§ Task requirements
Reproduce the data below without changes, beginning with the line that contains "legend-marker-a xyxy=(747,107,755,115)" and continuing through the line that contains "tick-label-a-bottom: 17 xyxy=(603,384,623,404)".

§ The records
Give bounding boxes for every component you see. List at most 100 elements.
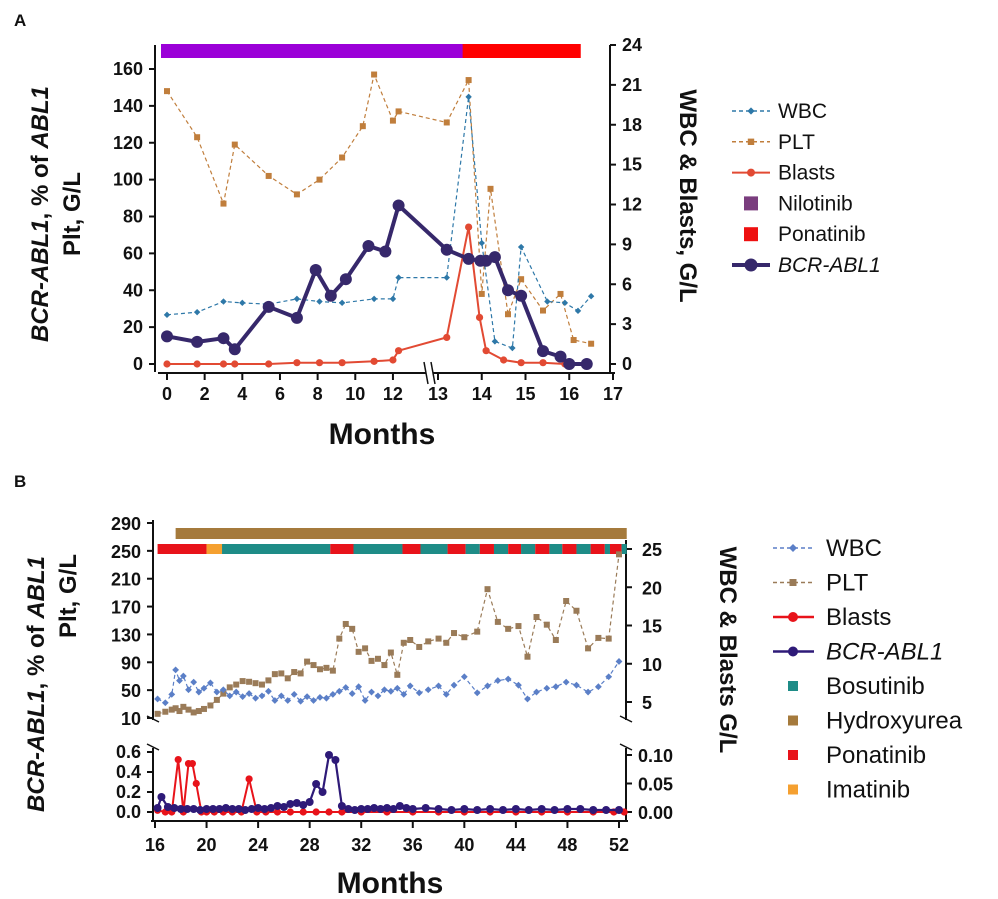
legend-marker-a xyxy=(747,107,755,115)
legend-marker-b xyxy=(789,544,797,552)
x-axis-label-a: Months xyxy=(329,418,436,451)
data-point-b-bcr-abl1 xyxy=(576,805,585,813)
y-axis-label-b-left-line2: Plt, G/L xyxy=(55,554,82,638)
data-point-b-plt xyxy=(616,551,622,558)
data-point-b-blasts xyxy=(192,779,200,788)
tick-label-a-left: 0 xyxy=(133,354,143,374)
data-point-b-bcr-abl1 xyxy=(383,804,391,812)
axis-b-break-mark xyxy=(619,715,633,723)
tick-label-a-bottom: 17 xyxy=(603,384,623,404)
legend-marker-a xyxy=(744,258,758,272)
data-point-b-bcr-abl1 xyxy=(196,806,205,814)
data-point-b-wbc xyxy=(239,693,247,701)
data-point-b-wbc xyxy=(515,681,522,689)
data-point-a-plt xyxy=(540,307,546,314)
legend-label-b: Ponatinib xyxy=(826,742,926,769)
data-point-b-plt xyxy=(416,643,423,650)
data-point-a-plt xyxy=(518,276,525,283)
data-point-b-wbc xyxy=(329,690,337,698)
tick-label-b-bottom: 28 xyxy=(300,835,320,855)
y-axis-label-b-left-part: , % of xyxy=(23,619,50,690)
data-point-b-wbc xyxy=(213,688,221,696)
treatment-bar-b-ponatinib xyxy=(508,544,522,554)
data-point-b-bcr-abl1 xyxy=(563,805,572,813)
data-point-b-plt xyxy=(195,708,202,715)
tick-label-a-left: 40 xyxy=(123,280,143,300)
tick-label-b-right-upper: 25 xyxy=(642,540,662,560)
data-point-a-bcr-abl1 xyxy=(462,252,475,265)
data-point-a-wbc xyxy=(316,298,323,305)
legend-marker-b xyxy=(789,579,797,586)
data-point-b-wbc xyxy=(573,681,580,689)
y-axis-label-b-left-part: BCR-ABL1 xyxy=(23,689,50,812)
data-point-b-plt xyxy=(154,710,161,717)
data-point-a-plt xyxy=(443,119,450,126)
data-point-b-plt xyxy=(284,675,291,682)
tick-label-b-right-lower: 0.00 xyxy=(638,803,673,823)
data-point-b-bcr-abl1 xyxy=(241,806,250,814)
data-point-b-plt xyxy=(278,670,285,677)
tick-label-b-right-upper: 10 xyxy=(642,655,662,675)
data-point-b-wbc xyxy=(168,690,176,698)
data-point-a-blasts xyxy=(231,360,239,368)
legend-label-b: Blasts xyxy=(826,604,891,631)
data-point-b-bcr-abl1 xyxy=(299,801,308,809)
data-point-a-bcr-abl1 xyxy=(324,289,337,302)
data-point-a-blasts xyxy=(482,347,490,355)
tick-label-a-left: 60 xyxy=(123,243,143,263)
data-point-b-plt xyxy=(271,671,278,678)
data-point-a-bcr-abl1 xyxy=(488,251,501,264)
data-point-b-wbc xyxy=(323,694,330,702)
data-point-b-wbc xyxy=(484,682,491,690)
tick-label-b-bottom: 44 xyxy=(506,835,526,855)
data-point-a-wbc xyxy=(517,243,525,251)
data-point-a-bcr-abl1 xyxy=(440,243,453,256)
data-point-b-bcr-abl1 xyxy=(376,805,385,813)
data-point-b-wbc xyxy=(185,686,192,694)
axis-b-break-mark xyxy=(619,743,633,751)
data-point-b-bcr-abl1 xyxy=(434,805,443,813)
data-point-b-plt xyxy=(573,607,580,614)
data-point-a-plt xyxy=(316,176,323,183)
data-point-b-plt xyxy=(180,703,187,710)
y-axis-label-a-left: BCR-ABL1, % of ABL1 xyxy=(27,86,54,342)
data-point-b-plt xyxy=(316,666,323,673)
data-point-b-bcr-abl1 xyxy=(447,806,456,814)
tick-label-b-left-upper: 250 xyxy=(111,542,141,562)
data-point-b-wbc xyxy=(277,692,285,700)
tick-label-a-bottom: 15 xyxy=(515,384,535,404)
data-point-b-wbc xyxy=(393,684,401,692)
data-point-b-wbc xyxy=(524,695,531,703)
legend-label-a: Blasts xyxy=(778,162,835,185)
y-axis-label-a-right: WBC & Blasts, G/L xyxy=(674,89,701,302)
data-point-b-bcr-abl1 xyxy=(254,804,263,812)
treatment-bar-b-ponatinib xyxy=(402,544,421,554)
data-point-b-bcr-abl1 xyxy=(247,805,256,813)
data-point-a-bcr-abl1 xyxy=(362,240,375,252)
legend-marker-b xyxy=(788,646,798,657)
data-point-b-wbc xyxy=(387,687,395,695)
data-point-b-blasts xyxy=(273,808,282,816)
tick-label-a-left: 120 xyxy=(113,133,143,153)
data-point-a-bcr-abl1 xyxy=(161,330,173,343)
data-point-b-wbc xyxy=(303,693,311,701)
data-point-b-plt xyxy=(342,620,349,627)
data-point-a-bcr-abl1 xyxy=(290,311,303,324)
data-point-b-bcr-abl1 xyxy=(312,780,321,788)
data-point-a-blasts xyxy=(517,359,525,367)
data-point-b-plt xyxy=(563,598,570,604)
data-point-b-bcr-abl1 xyxy=(602,806,611,814)
data-point-b-bcr-abl1 xyxy=(157,793,166,801)
treatment-bar-b-bosutinib xyxy=(521,544,536,554)
data-point-b-wbc xyxy=(406,682,414,690)
data-point-a-wbc xyxy=(220,298,227,305)
legend-marker-a xyxy=(747,168,755,177)
data-point-a-plt xyxy=(478,290,485,297)
data-point-a-blasts xyxy=(163,360,171,368)
data-point-a-bcr-abl1 xyxy=(537,345,549,358)
legend-label-a: Ponatinib xyxy=(778,223,866,246)
y-axis-label-b-left-part: ABL1 xyxy=(23,556,50,620)
tick-label-b-right-upper: 20 xyxy=(642,578,662,598)
data-point-b-plt xyxy=(172,705,179,712)
data-point-b-wbc xyxy=(615,658,623,665)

§ Written answer
legend-marker-a xyxy=(747,107,755,115)
legend-marker-b xyxy=(789,544,797,552)
x-axis-label-a: Months xyxy=(329,418,436,451)
data-point-b-bcr-abl1 xyxy=(576,805,585,813)
y-axis-label-b-left-line2: Plt, G/L xyxy=(55,554,82,638)
data-point-b-plt xyxy=(616,551,622,558)
data-point-b-blasts xyxy=(192,779,200,788)
tick-label-a-left: 0 xyxy=(133,354,143,374)
data-point-b-bcr-abl1 xyxy=(383,804,391,812)
axis-b-break-mark xyxy=(619,715,633,723)
tick-label-a-bottom: 17 xyxy=(603,384,623,404)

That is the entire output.